Material supplied
%%

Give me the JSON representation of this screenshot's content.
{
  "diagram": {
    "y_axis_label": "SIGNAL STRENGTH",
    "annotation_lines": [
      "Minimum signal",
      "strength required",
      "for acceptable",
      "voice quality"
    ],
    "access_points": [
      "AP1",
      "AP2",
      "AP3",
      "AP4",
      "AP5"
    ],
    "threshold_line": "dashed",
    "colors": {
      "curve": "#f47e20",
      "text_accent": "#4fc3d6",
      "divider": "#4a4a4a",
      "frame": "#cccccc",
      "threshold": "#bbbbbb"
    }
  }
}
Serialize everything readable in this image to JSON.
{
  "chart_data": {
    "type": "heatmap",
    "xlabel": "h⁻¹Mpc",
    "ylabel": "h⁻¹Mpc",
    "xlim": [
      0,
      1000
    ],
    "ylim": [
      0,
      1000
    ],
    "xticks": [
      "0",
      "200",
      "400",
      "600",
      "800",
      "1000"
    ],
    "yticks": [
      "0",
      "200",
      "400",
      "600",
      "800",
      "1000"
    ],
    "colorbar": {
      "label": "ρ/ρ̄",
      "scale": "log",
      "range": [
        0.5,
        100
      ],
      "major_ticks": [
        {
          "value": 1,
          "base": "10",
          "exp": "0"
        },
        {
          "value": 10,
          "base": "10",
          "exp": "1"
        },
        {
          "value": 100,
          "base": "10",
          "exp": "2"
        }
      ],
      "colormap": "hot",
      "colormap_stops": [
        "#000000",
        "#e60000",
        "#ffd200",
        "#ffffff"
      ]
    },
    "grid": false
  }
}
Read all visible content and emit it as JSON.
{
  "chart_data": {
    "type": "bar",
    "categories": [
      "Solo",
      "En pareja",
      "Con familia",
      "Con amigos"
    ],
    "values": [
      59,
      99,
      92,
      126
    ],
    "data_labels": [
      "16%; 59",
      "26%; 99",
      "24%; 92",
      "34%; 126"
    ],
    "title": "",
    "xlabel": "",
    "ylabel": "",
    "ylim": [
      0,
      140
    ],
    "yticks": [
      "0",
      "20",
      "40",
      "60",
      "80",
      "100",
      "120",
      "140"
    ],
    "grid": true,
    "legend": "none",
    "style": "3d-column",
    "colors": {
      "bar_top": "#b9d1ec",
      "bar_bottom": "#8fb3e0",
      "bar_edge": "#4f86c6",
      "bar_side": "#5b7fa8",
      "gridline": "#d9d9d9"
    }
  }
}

%%

Description of the task
Look through the entries above and list every line containing "content".

Answer for this exercise
Give me the JSON representation of this screenshot's content.
Read all visible content and emit it as JSON.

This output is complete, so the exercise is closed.